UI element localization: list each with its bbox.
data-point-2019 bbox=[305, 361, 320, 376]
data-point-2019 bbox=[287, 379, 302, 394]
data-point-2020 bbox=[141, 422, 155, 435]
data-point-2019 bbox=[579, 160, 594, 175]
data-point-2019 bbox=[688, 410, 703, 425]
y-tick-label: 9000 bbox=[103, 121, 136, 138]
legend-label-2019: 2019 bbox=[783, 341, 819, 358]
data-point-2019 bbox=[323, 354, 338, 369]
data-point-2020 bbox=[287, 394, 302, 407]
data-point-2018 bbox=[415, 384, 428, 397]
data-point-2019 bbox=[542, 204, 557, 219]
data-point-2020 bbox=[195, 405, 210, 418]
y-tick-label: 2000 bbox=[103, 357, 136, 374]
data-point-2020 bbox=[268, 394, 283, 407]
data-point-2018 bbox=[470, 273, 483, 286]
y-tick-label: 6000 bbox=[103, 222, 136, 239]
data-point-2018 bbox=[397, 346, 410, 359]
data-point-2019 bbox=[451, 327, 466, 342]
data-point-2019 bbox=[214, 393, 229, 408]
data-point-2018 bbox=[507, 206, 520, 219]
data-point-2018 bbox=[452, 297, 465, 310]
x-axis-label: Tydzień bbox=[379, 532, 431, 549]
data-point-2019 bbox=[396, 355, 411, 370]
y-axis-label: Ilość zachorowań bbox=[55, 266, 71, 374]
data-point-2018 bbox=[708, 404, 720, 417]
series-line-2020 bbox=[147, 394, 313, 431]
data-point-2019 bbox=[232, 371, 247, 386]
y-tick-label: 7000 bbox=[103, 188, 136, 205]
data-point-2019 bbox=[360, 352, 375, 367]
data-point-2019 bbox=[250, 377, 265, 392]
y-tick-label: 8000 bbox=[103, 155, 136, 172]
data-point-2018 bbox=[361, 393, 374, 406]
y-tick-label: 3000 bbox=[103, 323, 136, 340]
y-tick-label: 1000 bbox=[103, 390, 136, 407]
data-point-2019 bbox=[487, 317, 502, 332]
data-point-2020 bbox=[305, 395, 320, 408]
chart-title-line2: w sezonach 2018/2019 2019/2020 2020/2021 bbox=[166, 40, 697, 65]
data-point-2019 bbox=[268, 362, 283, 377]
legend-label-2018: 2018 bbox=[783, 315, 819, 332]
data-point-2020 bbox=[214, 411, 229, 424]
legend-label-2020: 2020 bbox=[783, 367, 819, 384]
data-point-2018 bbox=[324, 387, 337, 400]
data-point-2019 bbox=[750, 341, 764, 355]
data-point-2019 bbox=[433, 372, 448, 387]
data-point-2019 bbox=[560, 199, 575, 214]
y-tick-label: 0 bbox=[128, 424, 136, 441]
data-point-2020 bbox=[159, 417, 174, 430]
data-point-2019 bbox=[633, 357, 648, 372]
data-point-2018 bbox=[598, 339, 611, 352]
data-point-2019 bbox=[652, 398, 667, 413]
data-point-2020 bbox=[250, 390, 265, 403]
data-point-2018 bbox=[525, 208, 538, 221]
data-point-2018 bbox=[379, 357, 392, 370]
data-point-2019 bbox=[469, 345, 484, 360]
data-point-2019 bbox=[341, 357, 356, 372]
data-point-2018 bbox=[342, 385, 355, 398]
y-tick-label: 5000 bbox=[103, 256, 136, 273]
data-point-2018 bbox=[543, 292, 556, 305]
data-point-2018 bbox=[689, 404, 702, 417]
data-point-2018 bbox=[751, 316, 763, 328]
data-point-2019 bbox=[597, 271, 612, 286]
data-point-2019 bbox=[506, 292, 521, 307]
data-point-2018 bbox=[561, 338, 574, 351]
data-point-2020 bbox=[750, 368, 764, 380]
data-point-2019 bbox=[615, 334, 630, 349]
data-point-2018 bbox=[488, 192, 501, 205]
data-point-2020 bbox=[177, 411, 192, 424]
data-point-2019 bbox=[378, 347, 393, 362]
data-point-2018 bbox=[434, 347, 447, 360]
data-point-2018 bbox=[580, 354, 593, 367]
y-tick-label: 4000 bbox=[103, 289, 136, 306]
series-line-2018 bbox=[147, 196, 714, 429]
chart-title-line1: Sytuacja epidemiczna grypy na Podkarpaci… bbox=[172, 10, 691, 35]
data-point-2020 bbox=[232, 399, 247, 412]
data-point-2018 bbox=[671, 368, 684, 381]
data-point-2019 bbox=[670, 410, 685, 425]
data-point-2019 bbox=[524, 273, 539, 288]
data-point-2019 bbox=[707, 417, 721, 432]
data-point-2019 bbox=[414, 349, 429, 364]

══════════════════════════════

Rewrite the records with every occurrence of "y-tick-label" changed to "y-axis-tick", leaving all other text untouched.

UI element localization: list each with its bbox.
data-point-2019 bbox=[305, 361, 320, 376]
data-point-2019 bbox=[287, 379, 302, 394]
data-point-2020 bbox=[141, 422, 155, 435]
data-point-2019 bbox=[579, 160, 594, 175]
data-point-2019 bbox=[688, 410, 703, 425]
y-axis-tick: 9000 bbox=[103, 121, 136, 138]
legend-label-2019: 2019 bbox=[783, 341, 819, 358]
data-point-2019 bbox=[323, 354, 338, 369]
data-point-2020 bbox=[287, 394, 302, 407]
data-point-2018 bbox=[415, 384, 428, 397]
data-point-2019 bbox=[542, 204, 557, 219]
data-point-2020 bbox=[195, 405, 210, 418]
y-axis-tick: 2000 bbox=[103, 357, 136, 374]
data-point-2020 bbox=[268, 394, 283, 407]
data-point-2018 bbox=[470, 273, 483, 286]
y-axis-tick: 6000 bbox=[103, 222, 136, 239]
data-point-2018 bbox=[397, 346, 410, 359]
data-point-2019 bbox=[451, 327, 466, 342]
data-point-2019 bbox=[214, 393, 229, 408]
data-point-2018 bbox=[507, 206, 520, 219]
data-point-2018 bbox=[452, 297, 465, 310]
x-axis-label: Tydzień bbox=[379, 532, 431, 549]
data-point-2019 bbox=[396, 355, 411, 370]
y-axis-label: Ilość zachorowań bbox=[55, 266, 71, 374]
data-point-2018 bbox=[708, 404, 720, 417]
series-line-2020 bbox=[147, 394, 313, 431]
data-point-2019 bbox=[232, 371, 247, 386]
y-axis-tick: 7000 bbox=[103, 188, 136, 205]
data-point-2019 bbox=[360, 352, 375, 367]
data-point-2019 bbox=[250, 377, 265, 392]
y-axis-tick: 8000 bbox=[103, 155, 136, 172]
data-point-2018 bbox=[361, 393, 374, 406]
y-axis-tick: 3000 bbox=[103, 323, 136, 340]
y-axis-tick: 1000 bbox=[103, 390, 136, 407]
data-point-2019 bbox=[487, 317, 502, 332]
data-point-2020 bbox=[305, 395, 320, 408]
chart-title-line2: w sezonach 2018/2019 2019/2020 2020/2021 bbox=[166, 40, 697, 65]
data-point-2019 bbox=[268, 362, 283, 377]
legend-label-2018: 2018 bbox=[783, 315, 819, 332]
data-point-2020 bbox=[214, 411, 229, 424]
legend-label-2020: 2020 bbox=[783, 367, 819, 384]
data-point-2018 bbox=[324, 387, 337, 400]
data-point-2019 bbox=[750, 341, 764, 355]
data-point-2019 bbox=[433, 372, 448, 387]
data-point-2019 bbox=[560, 199, 575, 214]
y-axis-tick: 0 bbox=[128, 424, 136, 441]
data-point-2020 bbox=[159, 417, 174, 430]
data-point-2019 bbox=[633, 357, 648, 372]
data-point-2018 bbox=[598, 339, 611, 352]
data-point-2019 bbox=[652, 398, 667, 413]
data-point-2020 bbox=[250, 390, 265, 403]
data-point-2018 bbox=[525, 208, 538, 221]
data-point-2018 bbox=[379, 357, 392, 370]
data-point-2019 bbox=[469, 345, 484, 360]
data-point-2019 bbox=[341, 357, 356, 372]
data-point-2018 bbox=[342, 385, 355, 398]
y-axis-tick: 5000 bbox=[103, 256, 136, 273]
data-point-2018 bbox=[543, 292, 556, 305]
data-point-2018 bbox=[689, 404, 702, 417]
data-point-2018 bbox=[751, 316, 763, 328]
data-point-2019 bbox=[597, 271, 612, 286]
data-point-2019 bbox=[506, 292, 521, 307]
data-point-2018 bbox=[561, 338, 574, 351]
data-point-2020 bbox=[750, 368, 764, 380]
data-point-2019 bbox=[615, 334, 630, 349]
data-point-2018 bbox=[488, 192, 501, 205]
data-point-2020 bbox=[177, 411, 192, 424]
data-point-2019 bbox=[378, 347, 393, 362]
data-point-2018 bbox=[434, 347, 447, 360]
data-point-2018 bbox=[580, 354, 593, 367]
y-axis-tick: 4000 bbox=[103, 289, 136, 306]
series-line-2018 bbox=[147, 196, 714, 429]
chart-title-line1: Sytuacja epidemiczna grypy na Podkarpaci… bbox=[172, 10, 691, 35]
data-point-2020 bbox=[232, 399, 247, 412]
data-point-2018 bbox=[671, 368, 684, 381]
data-point-2019 bbox=[670, 410, 685, 425]
data-point-2019 bbox=[524, 273, 539, 288]
data-point-2019 bbox=[707, 417, 721, 432]
data-point-2019 bbox=[414, 349, 429, 364]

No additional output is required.